Stored rows
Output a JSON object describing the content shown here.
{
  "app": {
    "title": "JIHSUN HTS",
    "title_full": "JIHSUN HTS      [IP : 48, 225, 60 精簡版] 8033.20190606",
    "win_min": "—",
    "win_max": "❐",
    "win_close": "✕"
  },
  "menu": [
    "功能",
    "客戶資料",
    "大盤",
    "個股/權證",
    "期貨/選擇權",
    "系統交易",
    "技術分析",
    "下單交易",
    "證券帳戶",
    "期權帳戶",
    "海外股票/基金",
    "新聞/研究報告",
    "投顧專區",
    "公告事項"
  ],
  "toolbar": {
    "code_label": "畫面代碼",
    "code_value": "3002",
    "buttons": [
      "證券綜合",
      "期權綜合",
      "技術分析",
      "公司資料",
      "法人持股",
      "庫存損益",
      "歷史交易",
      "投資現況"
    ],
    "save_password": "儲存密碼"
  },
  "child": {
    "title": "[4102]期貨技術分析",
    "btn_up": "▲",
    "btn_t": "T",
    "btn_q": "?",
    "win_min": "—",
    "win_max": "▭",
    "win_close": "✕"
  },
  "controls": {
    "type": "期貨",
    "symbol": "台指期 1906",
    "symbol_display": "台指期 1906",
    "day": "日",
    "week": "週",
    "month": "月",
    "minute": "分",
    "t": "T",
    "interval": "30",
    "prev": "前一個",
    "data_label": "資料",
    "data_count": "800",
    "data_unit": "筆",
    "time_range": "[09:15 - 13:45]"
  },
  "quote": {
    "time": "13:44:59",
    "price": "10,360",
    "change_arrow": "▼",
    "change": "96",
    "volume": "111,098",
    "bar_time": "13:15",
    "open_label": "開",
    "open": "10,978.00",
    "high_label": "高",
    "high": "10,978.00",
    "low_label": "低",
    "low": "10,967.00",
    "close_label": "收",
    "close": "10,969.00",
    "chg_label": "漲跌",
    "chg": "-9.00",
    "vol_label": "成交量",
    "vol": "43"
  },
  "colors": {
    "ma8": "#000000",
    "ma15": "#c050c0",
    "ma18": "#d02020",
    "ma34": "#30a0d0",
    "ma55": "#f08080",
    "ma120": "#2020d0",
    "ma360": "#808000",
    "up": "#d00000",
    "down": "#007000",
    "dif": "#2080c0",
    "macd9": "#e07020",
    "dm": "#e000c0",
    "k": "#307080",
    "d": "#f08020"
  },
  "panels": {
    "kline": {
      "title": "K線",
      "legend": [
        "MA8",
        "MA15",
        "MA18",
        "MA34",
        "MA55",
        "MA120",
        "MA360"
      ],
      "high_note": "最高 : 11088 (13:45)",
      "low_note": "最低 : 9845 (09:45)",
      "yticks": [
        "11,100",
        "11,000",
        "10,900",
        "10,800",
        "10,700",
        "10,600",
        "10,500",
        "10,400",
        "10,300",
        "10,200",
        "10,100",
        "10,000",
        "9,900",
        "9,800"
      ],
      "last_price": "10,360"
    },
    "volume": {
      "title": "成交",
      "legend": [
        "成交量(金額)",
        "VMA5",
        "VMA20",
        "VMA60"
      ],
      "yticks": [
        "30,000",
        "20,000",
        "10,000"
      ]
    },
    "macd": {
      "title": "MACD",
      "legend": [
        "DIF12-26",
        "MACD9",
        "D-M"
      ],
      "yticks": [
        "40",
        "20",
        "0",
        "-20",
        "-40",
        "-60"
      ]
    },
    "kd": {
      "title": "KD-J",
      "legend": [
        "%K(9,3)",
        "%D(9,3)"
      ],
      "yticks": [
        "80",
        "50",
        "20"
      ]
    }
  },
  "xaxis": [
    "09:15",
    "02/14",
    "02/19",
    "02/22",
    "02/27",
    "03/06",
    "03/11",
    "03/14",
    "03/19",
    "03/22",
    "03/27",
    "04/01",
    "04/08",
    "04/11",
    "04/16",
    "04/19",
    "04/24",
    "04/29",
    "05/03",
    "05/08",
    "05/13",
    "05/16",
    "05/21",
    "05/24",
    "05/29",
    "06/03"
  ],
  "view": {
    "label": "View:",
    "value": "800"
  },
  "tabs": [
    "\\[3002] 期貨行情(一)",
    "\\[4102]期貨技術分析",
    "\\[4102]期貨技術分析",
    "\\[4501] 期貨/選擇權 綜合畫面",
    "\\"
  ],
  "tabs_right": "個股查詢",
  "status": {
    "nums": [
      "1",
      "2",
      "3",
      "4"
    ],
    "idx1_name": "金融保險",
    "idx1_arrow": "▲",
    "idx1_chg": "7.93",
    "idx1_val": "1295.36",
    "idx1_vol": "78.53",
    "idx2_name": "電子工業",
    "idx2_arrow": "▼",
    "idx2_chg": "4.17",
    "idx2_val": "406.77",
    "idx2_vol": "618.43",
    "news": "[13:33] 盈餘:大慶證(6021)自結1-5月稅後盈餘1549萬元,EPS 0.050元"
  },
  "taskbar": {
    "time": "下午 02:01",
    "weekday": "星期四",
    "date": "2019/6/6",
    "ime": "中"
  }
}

Task description
Faithfully copy every entry, leaving nothing out.

Response to the exercise
Output a JSON object describing the content shown here.
{
  "app": {
    "title": "JIHSUN HTS",
    "title_full": "JIHSUN HTS      [IP : 48, 225, 60 精簡版] 8033.20190606",
    "win_min": "—",
    "win_max": "❐",
    "win_close": "✕"
  },
  "menu": [
    "功能",
    "客戶資料",
    "大盤",
    "個股/權證",
    "期貨/選擇權",
    "系統交易",
    "技術分析",
    "下單交易",
    "證券帳戶",
    "期權帳戶",
    "海外股票/基金",
    "新聞/研究報告",
    "投顧專區",
    "公告事項"
  ],
  "toolbar": {
    "code_label": "畫面代碼",
    "code_value": "3002",
    "buttons": [
      "證券綜合",
      "期權綜合",
      "技術分析",
      "公司資料",
      "法人持股",
      "庫存損益",
      "歷史交易",
      "投資現況"
    ],
    "save_password": "儲存密碼"
  },
  "child": {
    "title": "[4102]期貨技術分析",
    "btn_up": "▲",
    "btn_t": "T",
    "btn_q": "?",
    "win_min": "—",
    "win_max": "▭",
    "win_close": "✕"
  },
  "controls": {
    "type": "期貨",
    "symbol": "台指期 1906",
    "symbol_display": "台指期 1906",
    "day": "日",
    "week": "週",
    "month": "月",
    "minute": "分",
    "t": "T",
    "interval": "30",
    "prev": "前一個",
    "data_label": "資料",
    "data_count": "800",
    "data_unit": "筆",
    "time_range": "[09:15 - 13:45]"
  },
  "quote": {
    "time": "13:44:59",
    "price": "10,360",
    "change_arrow": "▼",
    "change": "96",
    "volume": "111,098",
    "bar_time": "13:15",
    "open_label": "開",
    "open": "10,978.00",
    "high_label": "高",
    "high": "10,978.00",
    "low_label": "低",
    "low": "10,967.00",
    "close_label": "收",
    "close": "10,969.00",
    "chg_label": "漲跌",
    "chg": "-9.00",
    "vol_label": "成交量",
    "vol": "43"
  },
  "colors": {
    "ma8": "#000000",
    "ma15": "#c050c0",
    "ma18": "#d02020",
    "ma34": "#30a0d0",
    "ma55": "#f08080",
    "ma120": "#2020d0",
    "ma360": "#808000",
    "up": "#d00000",
    "down": "#007000",
    "dif": "#2080c0",
    "macd9": "#e07020",
    "dm": "#e000c0",
    "k": "#307080",
    "d": "#f08020"
  },
  "panels": {
    "kline": {
      "title": "K線",
      "legend": [
        "MA8",
        "MA15",
        "MA18",
        "MA34",
        "MA55",
        "MA120",
        "MA360"
      ],
      "high_note": "最高 : 11088 (13:45)",
      "low_note": "最低 : 9845 (09:45)",
      "yticks": [
        "11,100",
        "11,000",
        "10,900",
        "10,800",
        "10,700",
        "10,600",
        "10,500",
        "10,400",
        "10,300",
        "10,200",
        "10,100",
        "10,000",
        "9,900",
        "9,800"
      ],
      "last_price": "10,360"
    },
    "volume": {
      "title": "成交",
      "legend": [
        "成交量(金額)",
        "VMA5",
        "VMA20",
        "VMA60"
      ],
      "yticks": [
        "30,000",
        "20,000",
        "10,000"
      ]
    },
    "macd": {
      "title": "MACD",
      "legend": [
        "DIF12-26",
        "MACD9",
        "D-M"
      ],
      "yticks": [
        "40",
        "20",
        "0",
        "-20",
        "-40",
        "-60"
      ]
    },
    "kd": {
      "title": "KD-J",
      "legend": [
        "%K(9,3)",
        "%D(9,3)"
      ],
      "yticks": [
        "80",
        "50",
        "20"
      ]
    }
  },
  "xaxis": [
    "09:15",
    "02/14",
    "02/19",
    "02/22",
    "02/27",
    "03/06",
    "03/11",
    "03/14",
    "03/19",
    "03/22",
    "03/27",
    "04/01",
    "04/08",
    "04/11",
    "04/16",
    "04/19",
    "04/24",
    "04/29",
    "05/03",
    "05/08",
    "05/13",
    "05/16",
    "05/21",
    "05/24",
    "05/29",
    "06/03"
  ],
  "view": {
    "label": "View:",
    "value": "800"
  },
  "tabs": [
    "\\[3002] 期貨行情(一)",
    "\\[4102]期貨技術分析",
    "\\[4102]期貨技術分析",
    "\\[4501] 期貨/選擇權 綜合畫面",
    "\\"
  ],
  "tabs_right": "個股查詢",
  "status": {
    "nums": [
      "1",
      "2",
      "3",
      "4"
    ],
    "idx1_name": "金融保險",
    "idx1_arrow": "▲",
    "idx1_chg": "7.93",
    "idx1_val": "1295.36",
    "idx1_vol": "78.53",
    "idx2_name": "電子工業",
    "idx2_arrow": "▼",
    "idx2_chg": "4.17",
    "idx2_val": "406.77",
    "idx2_vol": "618.43",
    "news": "[13:33] 盈餘:大慶證(6021)自結1-5月稅後盈餘1549萬元,EPS 0.050元"
  },
  "taskbar": {
    "time": "下午 02:01",
    "weekday": "星期四",
    "date": "2019/6/6",
    "ime": "中"
  }
}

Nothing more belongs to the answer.